Extract the lines from the start of the records through the line containing "candle[interactable] [543,867,554,937]", including both ends, and reproduce them word for word.

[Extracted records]
□ □ □ □

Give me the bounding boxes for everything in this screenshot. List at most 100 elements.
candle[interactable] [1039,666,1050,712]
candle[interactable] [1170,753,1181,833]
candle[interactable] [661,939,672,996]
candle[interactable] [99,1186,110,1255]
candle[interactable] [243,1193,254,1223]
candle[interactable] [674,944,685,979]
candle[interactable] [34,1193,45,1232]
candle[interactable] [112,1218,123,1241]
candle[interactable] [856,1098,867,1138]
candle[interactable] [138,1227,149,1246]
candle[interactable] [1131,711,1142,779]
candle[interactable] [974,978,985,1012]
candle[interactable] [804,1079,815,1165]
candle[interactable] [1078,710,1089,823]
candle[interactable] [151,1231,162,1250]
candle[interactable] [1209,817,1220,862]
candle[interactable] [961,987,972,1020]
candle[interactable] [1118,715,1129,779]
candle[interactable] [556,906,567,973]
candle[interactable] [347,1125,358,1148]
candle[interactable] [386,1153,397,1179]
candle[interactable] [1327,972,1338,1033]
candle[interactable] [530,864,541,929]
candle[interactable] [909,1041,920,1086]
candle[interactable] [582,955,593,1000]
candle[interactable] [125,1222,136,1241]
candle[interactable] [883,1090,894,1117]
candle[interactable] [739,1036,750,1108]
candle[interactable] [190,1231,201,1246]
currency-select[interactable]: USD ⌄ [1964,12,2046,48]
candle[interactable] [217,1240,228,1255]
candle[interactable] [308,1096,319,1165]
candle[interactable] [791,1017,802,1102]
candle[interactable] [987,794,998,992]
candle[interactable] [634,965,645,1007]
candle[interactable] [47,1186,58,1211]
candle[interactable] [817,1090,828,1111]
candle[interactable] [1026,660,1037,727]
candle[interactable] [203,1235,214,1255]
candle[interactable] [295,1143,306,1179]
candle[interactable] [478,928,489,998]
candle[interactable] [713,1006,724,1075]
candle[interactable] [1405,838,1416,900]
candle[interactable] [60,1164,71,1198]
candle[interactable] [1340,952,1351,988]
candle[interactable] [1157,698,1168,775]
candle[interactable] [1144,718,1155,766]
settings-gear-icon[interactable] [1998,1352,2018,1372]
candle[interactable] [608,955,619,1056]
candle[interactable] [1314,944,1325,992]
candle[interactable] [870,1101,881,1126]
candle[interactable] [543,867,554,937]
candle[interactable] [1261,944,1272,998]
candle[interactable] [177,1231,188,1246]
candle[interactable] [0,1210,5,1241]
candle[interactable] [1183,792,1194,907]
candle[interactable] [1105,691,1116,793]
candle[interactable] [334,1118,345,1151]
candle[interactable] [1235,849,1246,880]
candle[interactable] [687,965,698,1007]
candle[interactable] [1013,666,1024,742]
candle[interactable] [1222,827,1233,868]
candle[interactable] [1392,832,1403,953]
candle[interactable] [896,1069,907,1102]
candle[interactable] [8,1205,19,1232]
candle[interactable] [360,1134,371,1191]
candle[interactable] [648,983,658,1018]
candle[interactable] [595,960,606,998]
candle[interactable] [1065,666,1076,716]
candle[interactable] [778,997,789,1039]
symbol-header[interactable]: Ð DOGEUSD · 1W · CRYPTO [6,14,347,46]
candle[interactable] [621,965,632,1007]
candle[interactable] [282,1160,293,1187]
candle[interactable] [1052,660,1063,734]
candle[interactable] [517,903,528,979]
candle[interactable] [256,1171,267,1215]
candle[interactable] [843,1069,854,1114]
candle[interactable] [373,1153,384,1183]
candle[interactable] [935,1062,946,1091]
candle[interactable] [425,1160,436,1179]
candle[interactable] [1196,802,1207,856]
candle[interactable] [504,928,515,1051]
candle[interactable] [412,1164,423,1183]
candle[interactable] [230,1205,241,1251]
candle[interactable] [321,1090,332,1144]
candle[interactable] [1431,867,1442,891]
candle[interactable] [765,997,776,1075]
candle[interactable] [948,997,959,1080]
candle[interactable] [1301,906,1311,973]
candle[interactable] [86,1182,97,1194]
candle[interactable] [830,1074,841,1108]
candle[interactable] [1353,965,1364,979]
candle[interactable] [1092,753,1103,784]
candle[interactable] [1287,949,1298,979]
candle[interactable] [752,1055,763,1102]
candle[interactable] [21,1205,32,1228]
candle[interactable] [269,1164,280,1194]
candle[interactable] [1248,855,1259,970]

□ □ □ □

* **REPLY TO THE EXERCISE**
Give me the bounding boxes for everything in this screenshot. List at most 100 elements.
candle[interactable] [1039,666,1050,712]
candle[interactable] [1170,753,1181,833]
candle[interactable] [661,939,672,996]
candle[interactable] [99,1186,110,1255]
candle[interactable] [243,1193,254,1223]
candle[interactable] [674,944,685,979]
candle[interactable] [34,1193,45,1232]
candle[interactable] [112,1218,123,1241]
candle[interactable] [856,1098,867,1138]
candle[interactable] [138,1227,149,1246]
candle[interactable] [1131,711,1142,779]
candle[interactable] [974,978,985,1012]
candle[interactable] [804,1079,815,1165]
candle[interactable] [1078,710,1089,823]
candle[interactable] [151,1231,162,1250]
candle[interactable] [1209,817,1220,862]
candle[interactable] [961,987,972,1020]
candle[interactable] [1118,715,1129,779]
candle[interactable] [556,906,567,973]
candle[interactable] [347,1125,358,1148]
candle[interactable] [386,1153,397,1179]
candle[interactable] [1327,972,1338,1033]
candle[interactable] [530,864,541,929]
candle[interactable] [909,1041,920,1086]
candle[interactable] [582,955,593,1000]
candle[interactable] [125,1222,136,1241]
candle[interactable] [883,1090,894,1117]
candle[interactable] [739,1036,750,1108]
candle[interactable] [190,1231,201,1246]
currency-select[interactable]: USD ⌄ [1964,12,2046,48]
candle[interactable] [217,1240,228,1255]
candle[interactable] [308,1096,319,1165]
candle[interactable] [791,1017,802,1102]
candle[interactable] [987,794,998,992]
candle[interactable] [634,965,645,1007]
candle[interactable] [47,1186,58,1211]
candle[interactable] [817,1090,828,1111]
candle[interactable] [1026,660,1037,727]
candle[interactable] [203,1235,214,1255]
candle[interactable] [295,1143,306,1179]
candle[interactable] [478,928,489,998]
candle[interactable] [713,1006,724,1075]
candle[interactable] [1405,838,1416,900]
candle[interactable] [60,1164,71,1198]
candle[interactable] [1340,952,1351,988]
candle[interactable] [1157,698,1168,775]
candle[interactable] [1144,718,1155,766]
settings-gear-icon[interactable] [1998,1352,2018,1372]
candle[interactable] [608,955,619,1056]
candle[interactable] [1314,944,1325,992]
candle[interactable] [870,1101,881,1126]
candle[interactable] [543,867,554,937]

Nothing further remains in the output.